| Goal of the exercise |
Give every line of the data again, unchanged, but with no pictures.

** START **

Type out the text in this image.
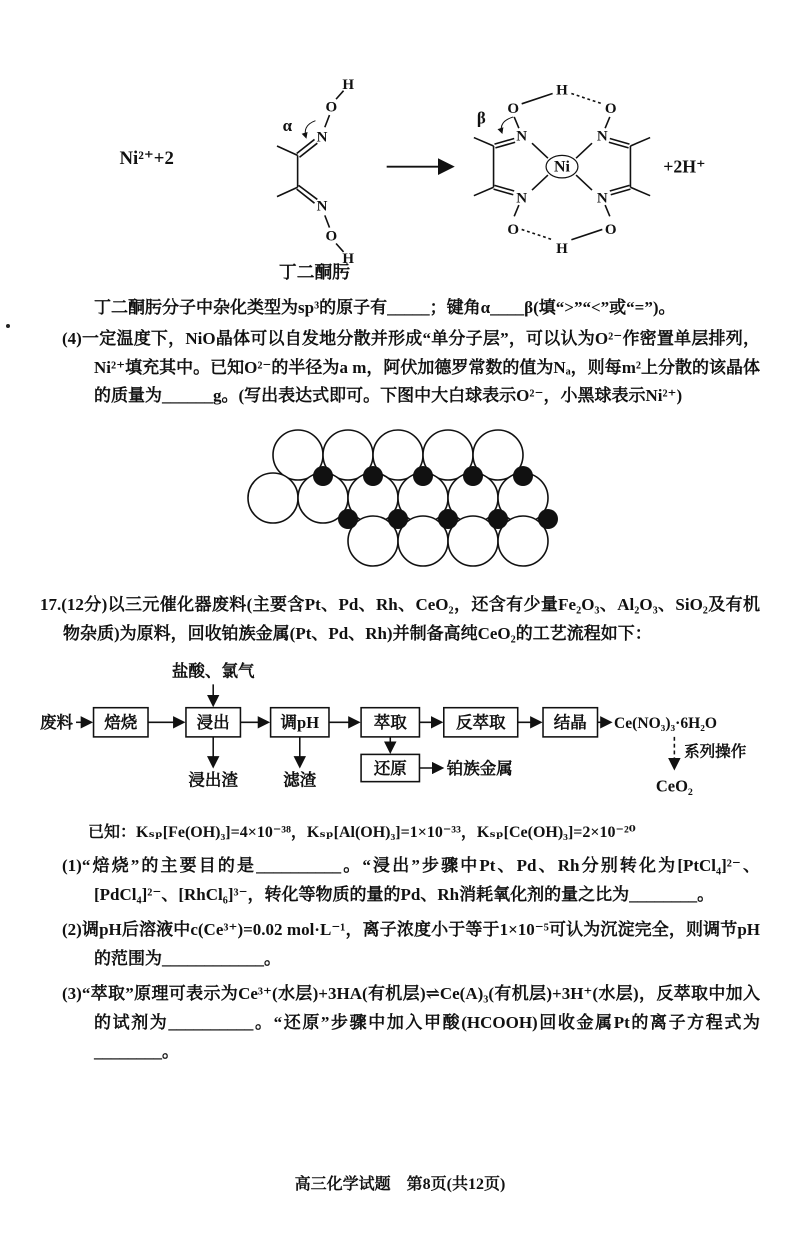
Ni²⁺+2
H
O
N
N
O
H
α
Ni
N	N
N	N
O	O
H
O	O
H
β
+2H⁺
丁二酮肟

丁二酮肟分子中杂化类型为sp³的原子有_____；键角α____β(填“>”“<”或“=”)。

(4)一定温度下，NiO晶体可以自发地分散并形成“单分子层”，可以认为O²⁻作密置单层排列，Ni²⁺填充其中。已知O²⁻的半径为a m，阿伏加德罗常数的值为Nₐ，则每m²上分散的该晶体的质量为______g。(写出表达式即可。下图中大白球表示O²⁻，小黑球表示Ni²⁺)

17.(12分)以三元催化器废料(主要含Pt、Pd、Rh、CeO₂，还含有少量Fe₂O₃、Al₂O₃、SiO₂及有机物杂质)为原料，回收铂族金属(Pt、Pd、Rh)并制备高纯CeO₂的工艺流程如下：

废料 焙烧	浸出	调pH	萃取	反萃取	结晶
还原
盐酸、氯气
浸出渣	滤渣
铂族金属
Ce(NO₃)₃·6H₂O
系列操作
CeO₂

已知：Kₛₚ[Fe(OH)₃]=4×10⁻³⁸，Kₛₚ[Al(OH)₃]=1×10⁻³³，Kₛₚ[Ce(OH)₃]=2×10⁻²⁰

(1)“焙烧”的主要目的是__________。“浸出”步骤中Pt、Pd、Rh分别转化为[PtCl₄]²⁻、[PdCl₄]²⁻、[RhCl₆]³⁻，转化等物质的量的Pd、Rh消耗氧化剂的量之比为________。

(2)调pH后溶液中c(Ce³⁺)=0.02 mol·L⁻¹，离子浓度小于等于1×10⁻⁵可认为沉淀完全，则调节pH的范围为____________。

(3)“萃取”原理可表示为Ce³⁺(水层)+3HA(有机层)⇌Ce(A)₃(有机层)+3H⁺(水层)，反萃取中加入的试剂为__________。“还原”步骤中加入甲酸(HCOOH)回收金属Pt的离子方程式为________。

高三化学试题　第8页(共12页)
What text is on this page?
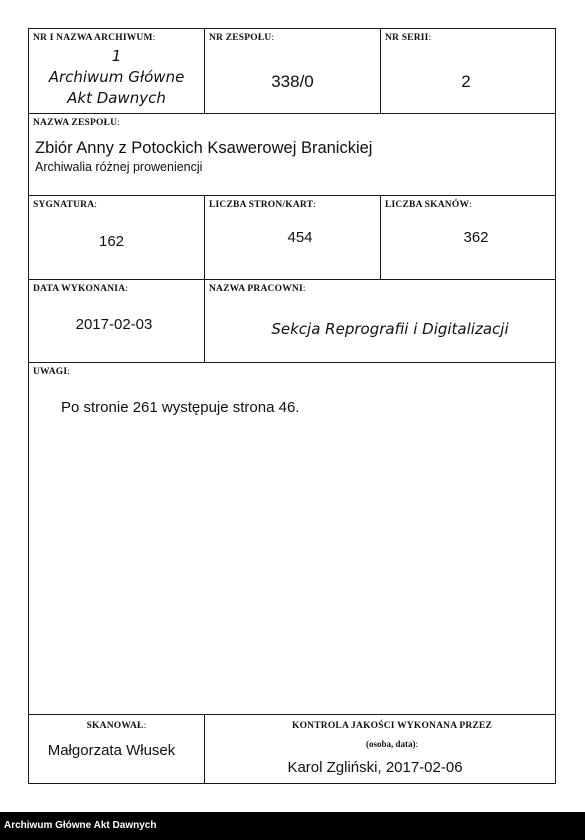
NR I NAZWA ARCHIWUM:
1
Archiwum Główne
Akt Dawnych
NR ZESPOŁU:
338/0
NR SERII:
2
NAZWA ZESPOŁU:
Zbiór Anny z Potockich Ksawerowej Branickiej
Archiwalia różnej proweniencji
SYGNATURA:
162
LICZBA STRON/KART:
454
LICZBA SKANÓW:
362
DATA WYKONANIA:
2017-02-03
NAZWA PRACOWNI:
Sekcja Reprografii i Digitalizacji
UWAGI:
Po stronie 261 występuje strona 46.
SKANOWAŁ:
Małgorzata Włusek
KONTROLA JAKOŚCI WYKONANA PRZEZ
(osoba, data):
Karol Zgliński, 2017-02-06
Archiwum Główne Akt Dawnych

** END **

| Expected answer |
Type out the text in this image.
Ni²⁺+2
H
O
N
N
O
H
α
Ni
N	N
N	N
O	O
H
O	O
H
β
+2H⁺
丁二酮肟

丁二酮肟分子中杂化类型为sp³的原子有_____；键角α____β(填“>”“<”或“=”)。

(4)一定温度下，NiO晶体可以自发地分散并形成“单分子层”，可以认为O²⁻作密置单层排列，Ni²⁺填充其中。已知O²⁻的半径为a m，阿伏加德罗常数的值为Nₐ，则每m²上分散的该晶体的质量为______g。(写出表达式即可。下图中大白球表示O²⁻，小黑球表示Ni²⁺)

17.(12分)以三元催化器废料(主要含Pt、Pd、Rh、CeO₂，还含有少量Fe₂O₃、Al₂O₃、SiO₂及有机物杂质)为原料，回收铂族金属(Pt、Pd、Rh)并制备高纯CeO₂的工艺流程如下：

废料 焙烧	浸出	调pH	萃取	反萃取	结晶
还原
盐酸、氯气
浸出渣	滤渣
铂族金属
Ce(NO₃)₃·6H₂O
系列操作
CeO₂

已知：Kₛₚ[Fe(OH)₃]=4×10⁻³⁸，Kₛₚ[Al(OH)₃]=1×10⁻³³，Kₛₚ[Ce(OH)₃]=2×10⁻²⁰

(1)“焙烧”的主要目的是__________。“浸出”步骤中Pt、Pd、Rh分别转化为[PtCl₄]²⁻、[PdCl₄]²⁻、[RhCl₆]³⁻，转化等物质的量的Pd、Rh消耗氧化剂的量之比为________。

(2)调pH后溶液中c(Ce³⁺)=0.02 mol·L⁻¹，离子浓度小于等于1×10⁻⁵可认为沉淀完全，则调节pH的范围为____________。

(3)“萃取”原理可表示为Ce³⁺(水层)+3HA(有机层)⇌Ce(A)₃(有机层)+3H⁺(水层)，反萃取中加入的试剂为__________。“还原”步骤中加入甲酸(HCOOH)回收金属Pt的离子方程式为________。

高三化学试题　第8页(共12页)
What text is on this page?
NR I NAZWA ARCHIWUM:
1
Archiwum Główne
Akt Dawnych
NR ZESPOŁU:
338/0
NR SERII:
2
NAZWA ZESPOŁU:
Zbiór Anny z Potockich Ksawerowej Branickiej
Archiwalia różnej proweniencji
SYGNATURA:
162
LICZBA STRON/KART:
454
LICZBA SKANÓW:
362
DATA WYKONANIA:
2017-02-03
NAZWA PRACOWNI:
Sekcja Reprografii i Digitalizacji
UWAGI:
Po stronie 261 występuje strona 46.
SKANOWAŁ:
Małgorzata Włusek
KONTROLA JAKOŚCI WYKONANA PRZEZ
(osoba, data):
Karol Zgliński, 2017-02-06
Archiwum Główne Akt Dawnych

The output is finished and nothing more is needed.